-- START OF Exercise inputs --

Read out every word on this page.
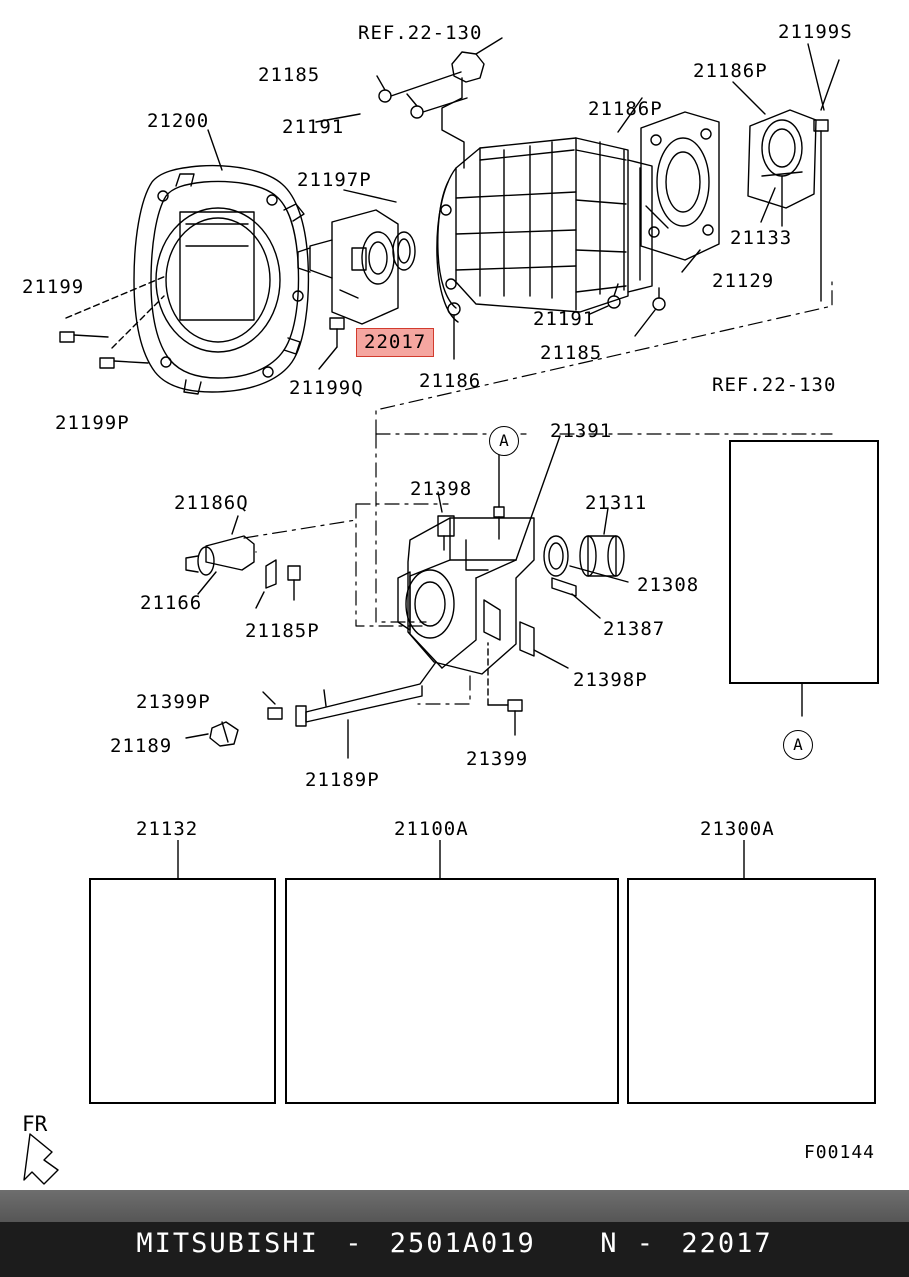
A
A
REF.22-130
REF.22-130
21199S
21185	21186P
21191
21200
21186P
21197P
21133
21199	21129
21191
22017	21185
21199Q	21186
21199P	21391
21398
21311
21186Q
21308
21166
21387
21185P
21398P
21399P
21189
21399
21189P
21132	21100A	21300A
FR
F00144
MITSUBISHI - 2501A019 N - 22017
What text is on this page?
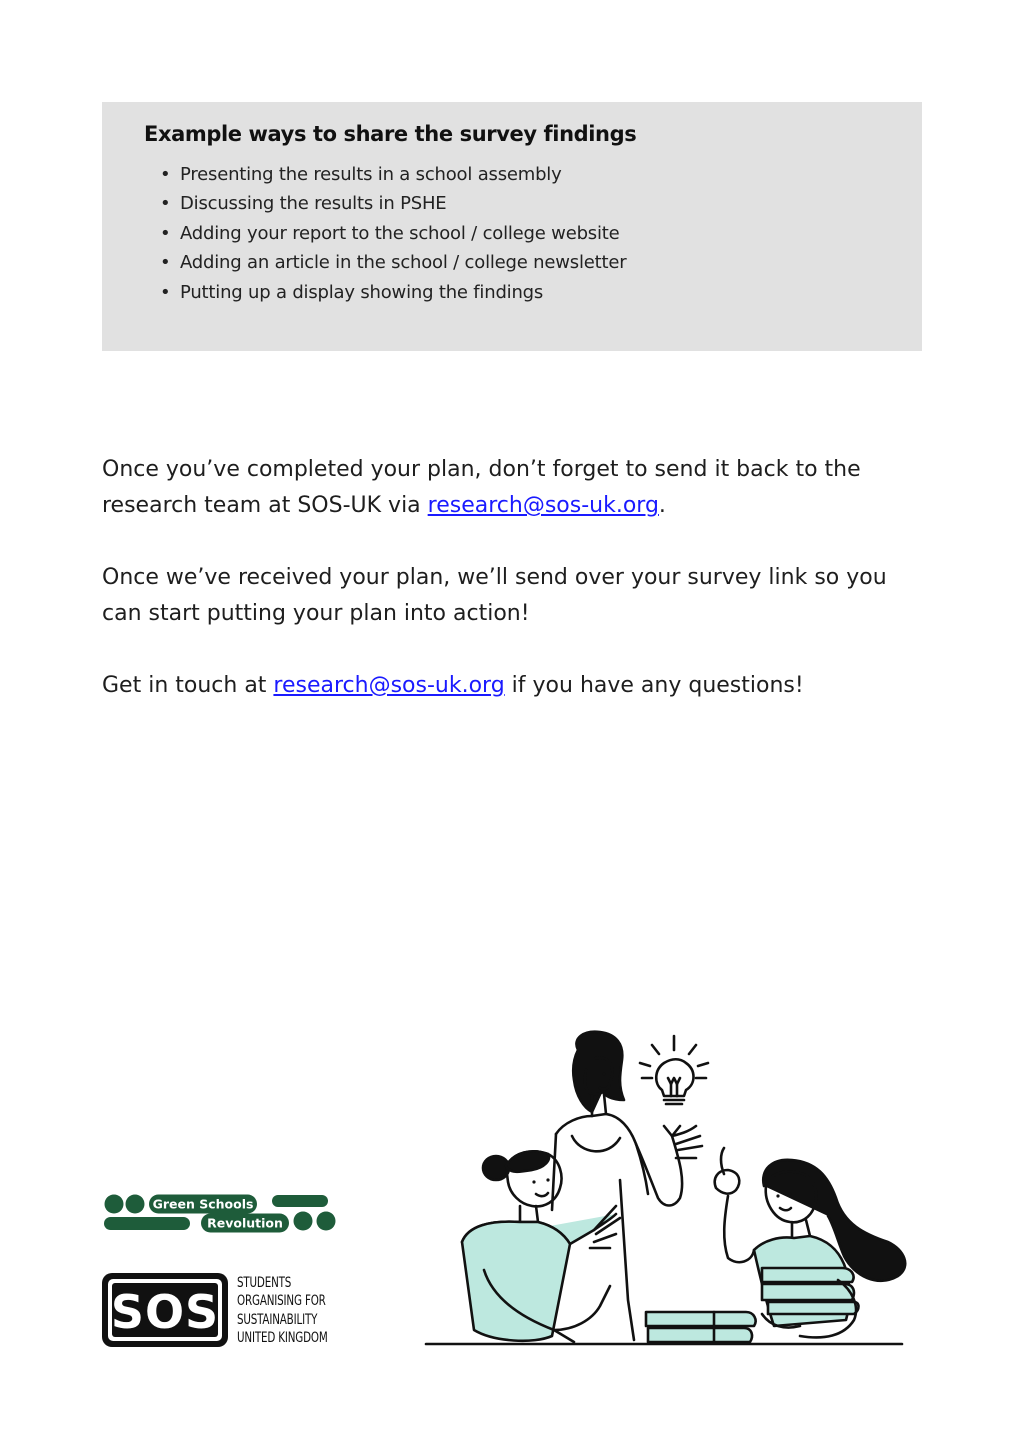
Example ways to share the survey findings
• Presenting the results in a school assembly
• Discussing the results in PSHE
• Adding your report to the school / college website
• Adding an article in the school / college newsletter
• Putting up a display showing the findings

Once you’ve completed your plan, don’t forget to send it back to the research team at SOS-UK via research@sos-uk.org.

Once we’ve received your plan, we’ll send over your survey link so you can start putting your plan into action!

Get in touch at research@sos-uk.org if you have any questions!

Green Schools
Revolution
SOS
STUDENTS
ORGANISING FOR
SUSTAINABILITY
UNITED KINGDOM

-- END OF Exercise inputs --

- **Given problem**
Show the lines of the material that contain the word "findings".

- **Correct result**
Example ways to share the survey findings
• Putting up a display showing the findings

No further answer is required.